__Work required__: Collect all lines containing the word "values" from the data.

[Source records]
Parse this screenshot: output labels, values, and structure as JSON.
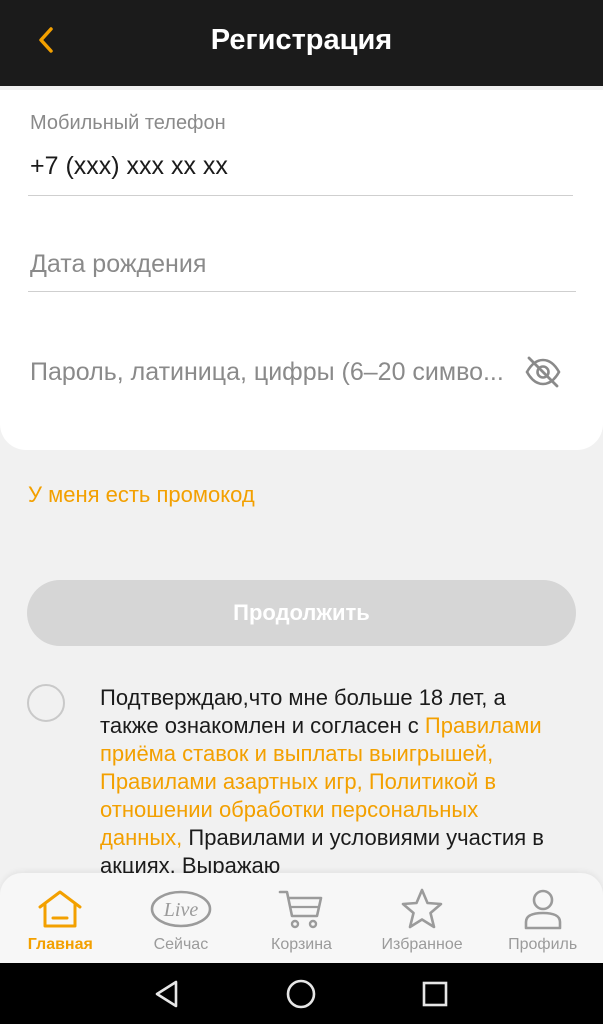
{
  "header": {
    "title": "Регистрация",
    "back_icon": "chevron-left-icon",
    "accent_color": "#f3a000"
  },
  "form": {
    "phone": {
      "label": "Мобильный телефон",
      "value": "+7 (xxx) xxx xx xx"
    },
    "birthdate": {
      "placeholder": "Дата рождения"
    },
    "password": {
      "placeholder": "Пароль, латиница, цифры (6–20 симво...",
      "visibility_icon": "eye-off-icon"
    }
  },
  "promo": {
    "label": "У меня есть промокод"
  },
  "continue_button": {
    "label": "Продолжить"
  },
  "consent": {
    "text_part1": "Подтверждаю,что мне больше 18 лет, а также ознакомлен и согласен с ",
    "link_text": "Правилами приёма ставок и выплаты выигрышей, Правилами азартных игр, Политикой в отношении обработки персональных данных,",
    "text_part2": " Правилами и условиями участия в акциях. Выражаю"
  },
  "bottom_nav": {
    "items": [
      {
        "label": "Главная",
        "icon": "home-icon",
        "active": true
      },
      {
        "label": "Сейчас",
        "icon": "live-icon",
        "badge": "Live"
      },
      {
        "label": "Корзина",
        "icon": "cart-icon"
      },
      {
        "label": "Избранное",
        "icon": "star-icon"
      },
      {
        "label": "Профиль",
        "icon": "profile-icon"
      }
    ]
  },
  "system_bar": {
    "buttons": [
      "back-triangle-icon",
      "home-circle-icon",
      "recents-square-icon"
    ]
  }
}
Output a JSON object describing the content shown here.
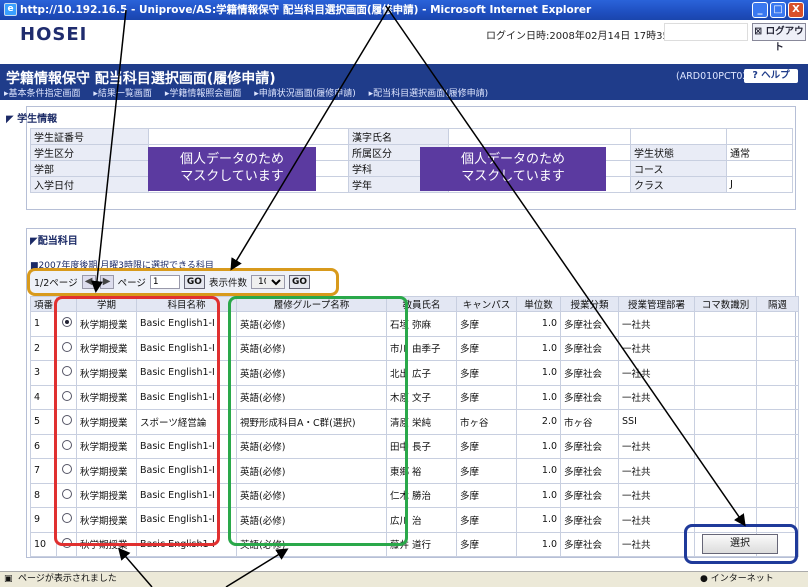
{
  "window": {
    "title": "http://10.192.16.5 - Uniprove/AS:学籍情報保守 配当科目選択画面(履修申請) - Microsoft Internet Explorer",
    "controls": [
      "_",
      "□",
      "X"
    ]
  },
  "header": {
    "logo": "HOSEI",
    "login_time": "ログイン日時:2008年02月14日 17時35分55秒",
    "logout_label": "ログアウト"
  },
  "topbar": {
    "page_title": "学籍情報保守 配当科目選択画面(履修申請)",
    "screen_id": "(ARD010PCT02)",
    "help_label": "ヘルプ",
    "breadcrumbs": [
      "▸基本条件指定画面",
      "▸結果一覧画面",
      "▸学籍情報照会画面",
      "▸申請状況画面(履修申請)",
      "▸配当科目選択画面(履修申請)"
    ]
  },
  "student_info": {
    "title": "学生情報",
    "labels": {
      "student_id": "学生証番号",
      "kanji_name": "漢字氏名",
      "student_type": "学生区分",
      "affiliation": "所属区分",
      "faculty": "学部",
      "department": "学科",
      "admission_date": "入学日付",
      "grade": "学年",
      "status": "学生状態",
      "course": "コース",
      "class": "クラス"
    },
    "values": {
      "status": "通常",
      "class": "J"
    },
    "mask_text": [
      "個人データのため",
      "マスクしています"
    ]
  },
  "courses": {
    "tab_label": "配当科目",
    "note": "2007年度後期 月曜3時限に選択できる科目",
    "pager": {
      "page_indicator": "1/2ページ",
      "page_label": "ページ",
      "page_value": "1",
      "go_label": "GO",
      "count_label": "表示件数",
      "count_value": "10"
    },
    "columns": [
      "項番",
      "",
      "学期",
      "科目名称",
      "履修グループ名称",
      "教員氏名",
      "キャンパス",
      "単位数",
      "授業分類",
      "授業管理部署",
      "コマ数識別",
      "隔週"
    ],
    "rows": [
      {
        "no": "1",
        "selected": true,
        "term": "秋学期授業",
        "subject": "Basic English1-I",
        "group": "英語(必修)",
        "teacher": "石垣 弥麻",
        "campus": "多摩",
        "credits": "1.0",
        "class_type": "多摩社会",
        "dept": "一社共"
      },
      {
        "no": "2",
        "selected": false,
        "term": "秋学期授業",
        "subject": "Basic English1-I",
        "group": "英語(必修)",
        "teacher": "市川 由季子",
        "campus": "多摩",
        "credits": "1.0",
        "class_type": "多摩社会",
        "dept": "一社共"
      },
      {
        "no": "3",
        "selected": false,
        "term": "秋学期授業",
        "subject": "Basic English1-I",
        "group": "英語(必修)",
        "teacher": "北出 広子",
        "campus": "多摩",
        "credits": "1.0",
        "class_type": "多摩社会",
        "dept": "一社共"
      },
      {
        "no": "4",
        "selected": false,
        "term": "秋学期授業",
        "subject": "Basic English1-I",
        "group": "英語(必修)",
        "teacher": "木原 文子",
        "campus": "多摩",
        "credits": "1.0",
        "class_type": "多摩社会",
        "dept": "一社共"
      },
      {
        "no": "5",
        "selected": false,
        "term": "秋学期授業",
        "subject": "スポーツ経営論",
        "group": "視野形成科目A・C群(選択)",
        "teacher": "清原 栄純",
        "campus": "市ヶ谷",
        "credits": "2.0",
        "class_type": "市ヶ谷",
        "dept": "SSI"
      },
      {
        "no": "6",
        "selected": false,
        "term": "秋学期授業",
        "subject": "Basic English1-I",
        "group": "英語(必修)",
        "teacher": "田中 長子",
        "campus": "多摩",
        "credits": "1.0",
        "class_type": "多摩社会",
        "dept": "一社共"
      },
      {
        "no": "7",
        "selected": false,
        "term": "秋学期授業",
        "subject": "Basic English1-I",
        "group": "英語(必修)",
        "teacher": "東郷 裕",
        "campus": "多摩",
        "credits": "1.0",
        "class_type": "多摩社会",
        "dept": "一社共"
      },
      {
        "no": "8",
        "selected": false,
        "term": "秋学期授業",
        "subject": "Basic English1-I",
        "group": "英語(必修)",
        "teacher": "仁木 勝治",
        "campus": "多摩",
        "credits": "1.0",
        "class_type": "多摩社会",
        "dept": "一社共"
      },
      {
        "no": "9",
        "selected": false,
        "term": "秋学期授業",
        "subject": "Basic English1-I",
        "group": "英語(必修)",
        "teacher": "広川 治",
        "campus": "多摩",
        "credits": "1.0",
        "class_type": "多摩社会",
        "dept": "一社共"
      },
      {
        "no": "10",
        "selected": false,
        "term": "秋学期授業",
        "subject": "Basic English1-I",
        "group": "英語(必修)",
        "teacher": "藤井 道行",
        "campus": "多摩",
        "credits": "1.0",
        "class_type": "多摩社会",
        "dept": "一社共"
      }
    ],
    "select_label": "選択"
  },
  "statusbar": {
    "message": "ページが表示されました",
    "zone": "インターネット"
  },
  "annotation_colors": {
    "pager_box": "#d89a1c",
    "term_box": "#e03030",
    "group_box": "#2aa84a",
    "select_box": "#1f3a9a",
    "arrow": "#000000"
  }
}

__Exercise response__:
Parse this screenshot: output labels, values, and structure as JSON.
    "values": {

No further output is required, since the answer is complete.